» Aim of the task
Return all lines with the word "service" in them.

Records from a data source

— START —

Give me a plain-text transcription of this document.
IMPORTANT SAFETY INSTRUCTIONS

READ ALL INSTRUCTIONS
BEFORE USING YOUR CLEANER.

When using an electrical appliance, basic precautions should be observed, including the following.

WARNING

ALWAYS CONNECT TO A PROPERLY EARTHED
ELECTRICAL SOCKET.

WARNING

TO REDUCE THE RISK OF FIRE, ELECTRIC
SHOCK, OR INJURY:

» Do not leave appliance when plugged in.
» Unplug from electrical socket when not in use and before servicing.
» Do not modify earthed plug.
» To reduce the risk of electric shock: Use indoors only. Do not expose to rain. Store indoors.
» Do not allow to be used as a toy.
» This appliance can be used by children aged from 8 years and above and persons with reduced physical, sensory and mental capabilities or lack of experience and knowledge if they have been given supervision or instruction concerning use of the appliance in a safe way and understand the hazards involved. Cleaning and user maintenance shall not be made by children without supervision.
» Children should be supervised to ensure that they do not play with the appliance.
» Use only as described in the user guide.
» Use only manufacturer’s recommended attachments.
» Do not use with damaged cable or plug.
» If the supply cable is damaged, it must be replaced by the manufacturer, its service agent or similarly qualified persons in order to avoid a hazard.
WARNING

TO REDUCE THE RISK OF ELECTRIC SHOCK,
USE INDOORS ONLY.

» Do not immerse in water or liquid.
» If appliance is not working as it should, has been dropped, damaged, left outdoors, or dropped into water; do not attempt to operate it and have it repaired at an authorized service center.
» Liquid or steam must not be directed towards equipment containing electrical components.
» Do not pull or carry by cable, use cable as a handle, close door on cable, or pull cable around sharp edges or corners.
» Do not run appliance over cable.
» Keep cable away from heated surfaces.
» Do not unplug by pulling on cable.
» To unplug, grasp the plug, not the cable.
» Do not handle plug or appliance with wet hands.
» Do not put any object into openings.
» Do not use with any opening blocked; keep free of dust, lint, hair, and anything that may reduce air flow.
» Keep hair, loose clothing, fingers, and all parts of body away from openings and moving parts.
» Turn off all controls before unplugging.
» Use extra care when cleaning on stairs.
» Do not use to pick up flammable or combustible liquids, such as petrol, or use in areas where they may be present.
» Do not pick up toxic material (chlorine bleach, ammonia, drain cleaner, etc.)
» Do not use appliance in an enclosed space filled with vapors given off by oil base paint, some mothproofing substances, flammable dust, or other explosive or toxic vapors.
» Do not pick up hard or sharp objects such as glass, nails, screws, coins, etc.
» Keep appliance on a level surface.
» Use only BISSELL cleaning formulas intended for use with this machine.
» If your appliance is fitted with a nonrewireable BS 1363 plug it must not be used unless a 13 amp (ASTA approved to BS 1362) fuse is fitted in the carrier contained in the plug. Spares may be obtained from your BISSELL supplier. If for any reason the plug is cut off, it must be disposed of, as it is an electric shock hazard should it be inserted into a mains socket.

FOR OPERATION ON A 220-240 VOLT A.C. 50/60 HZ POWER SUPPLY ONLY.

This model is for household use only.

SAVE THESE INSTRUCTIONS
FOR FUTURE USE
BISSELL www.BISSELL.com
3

— END —

» Solution for this exercise
» If the supply cable is damaged, it must be replaced by the manufacturer, its service agent or similarly qualified persons in order to avoid a hazard.
» If appliance is not working as it should, has been dropped, damaged, left outdoors, or dropped into water; do not attempt to operate it and have it repaired at an authorized service center.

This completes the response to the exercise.